EXERCISE: Copy every line, leaving nothing out and adding nothing.

AVAILABLE DATA:
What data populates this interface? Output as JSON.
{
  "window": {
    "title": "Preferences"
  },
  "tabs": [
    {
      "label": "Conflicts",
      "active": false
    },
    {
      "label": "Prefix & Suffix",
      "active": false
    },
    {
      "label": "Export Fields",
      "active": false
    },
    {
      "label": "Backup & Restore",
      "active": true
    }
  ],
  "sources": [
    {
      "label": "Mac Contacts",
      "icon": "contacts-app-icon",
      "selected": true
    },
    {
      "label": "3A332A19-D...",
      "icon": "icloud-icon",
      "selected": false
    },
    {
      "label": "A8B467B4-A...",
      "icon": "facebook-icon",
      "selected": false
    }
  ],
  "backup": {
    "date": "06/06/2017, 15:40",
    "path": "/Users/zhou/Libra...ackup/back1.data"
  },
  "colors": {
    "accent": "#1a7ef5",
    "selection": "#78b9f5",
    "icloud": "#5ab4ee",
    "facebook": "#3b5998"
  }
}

SOLUTION TO THE EXERCISE:
What data populates this interface? Output as JSON.
{
  "window": {
    "title": "Preferences"
  },
  "tabs": [
    {
      "label": "Conflicts",
      "active": false
    },
    {
      "label": "Prefix & Suffix",
      "active": false
    },
    {
      "label": "Export Fields",
      "active": false
    },
    {
      "label": "Backup & Restore",
      "active": true
    }
  ],
  "sources": [
    {
      "label": "Mac Contacts",
      "icon": "contacts-app-icon",
      "selected": true
    },
    {
      "label": "3A332A19-D...",
      "icon": "icloud-icon",
      "selected": false
    },
    {
      "label": "A8B467B4-A...",
      "icon": "facebook-icon",
      "selected": false
    }
  ],
  "backup": {
    "date": "06/06/2017, 15:40",
    "path": "/Users/zhou/Libra...ackup/back1.data"
  },
  "colors": {
    "accent": "#1a7ef5",
    "selection": "#78b9f5",
    "icloud": "#5ab4ee",
    "facebook": "#3b5998"
  }
}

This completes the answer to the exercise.